**Working data**
╔══

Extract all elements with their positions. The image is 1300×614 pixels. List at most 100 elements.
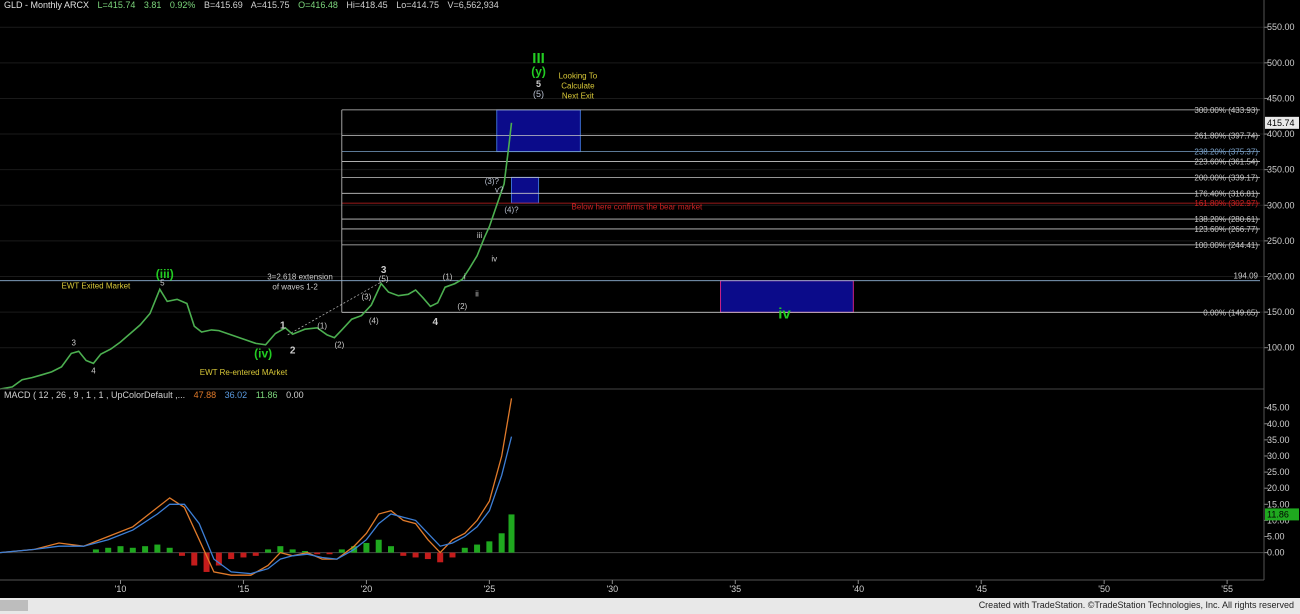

╚══
╔══

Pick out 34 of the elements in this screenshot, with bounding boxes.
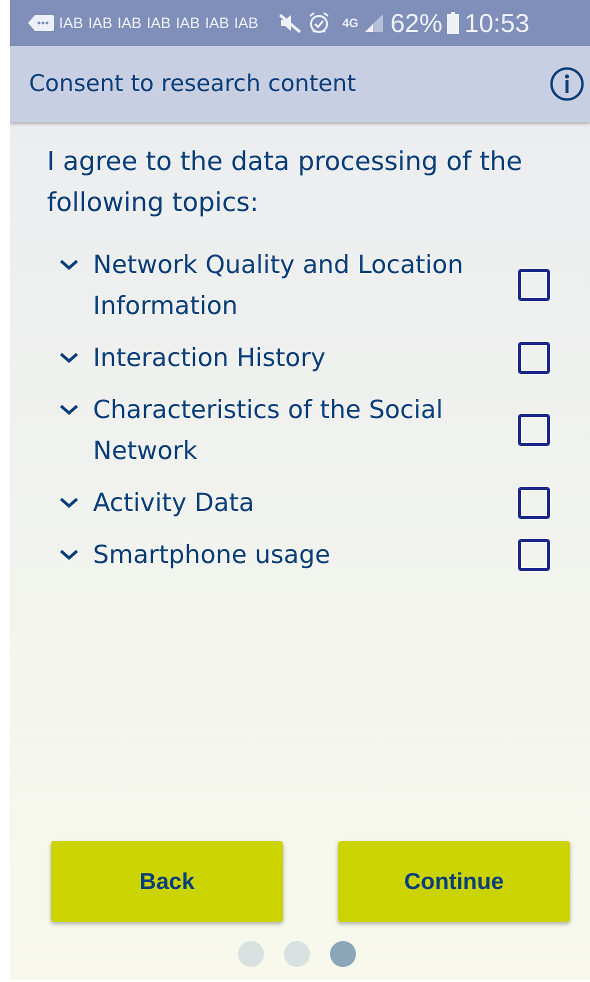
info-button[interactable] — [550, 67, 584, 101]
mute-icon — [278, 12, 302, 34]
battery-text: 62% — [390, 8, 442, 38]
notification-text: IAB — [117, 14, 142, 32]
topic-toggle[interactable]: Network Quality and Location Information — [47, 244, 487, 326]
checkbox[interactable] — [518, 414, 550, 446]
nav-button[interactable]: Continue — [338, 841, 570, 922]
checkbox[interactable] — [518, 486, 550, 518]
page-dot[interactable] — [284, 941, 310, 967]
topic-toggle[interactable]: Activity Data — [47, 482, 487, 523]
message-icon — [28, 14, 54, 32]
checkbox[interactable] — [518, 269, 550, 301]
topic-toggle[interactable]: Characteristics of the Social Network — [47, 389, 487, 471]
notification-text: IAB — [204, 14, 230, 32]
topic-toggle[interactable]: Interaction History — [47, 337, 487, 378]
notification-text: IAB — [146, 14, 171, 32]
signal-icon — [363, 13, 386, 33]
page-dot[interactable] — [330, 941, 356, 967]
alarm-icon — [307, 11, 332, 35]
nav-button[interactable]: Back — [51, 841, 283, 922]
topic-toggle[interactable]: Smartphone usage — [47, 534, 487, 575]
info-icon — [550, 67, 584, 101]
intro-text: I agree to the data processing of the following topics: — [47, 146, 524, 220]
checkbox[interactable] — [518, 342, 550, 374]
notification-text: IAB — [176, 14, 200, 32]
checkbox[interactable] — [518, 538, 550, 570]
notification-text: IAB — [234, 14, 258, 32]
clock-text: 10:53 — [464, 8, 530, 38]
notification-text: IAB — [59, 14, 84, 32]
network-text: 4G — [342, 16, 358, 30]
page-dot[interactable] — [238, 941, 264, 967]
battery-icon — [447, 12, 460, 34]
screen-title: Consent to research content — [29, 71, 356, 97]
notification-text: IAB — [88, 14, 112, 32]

╚══

**Prompt**
From the records above, pull out every line that contains the string "with" and copy each one as it appears. Match case exactly.

**Solution to this exercise**
Extract all elements with their positions. The image is 1300×614 pixels. List at most 100 elements.
Pick out 34 of the elements in this screenshot, with bounding boxes.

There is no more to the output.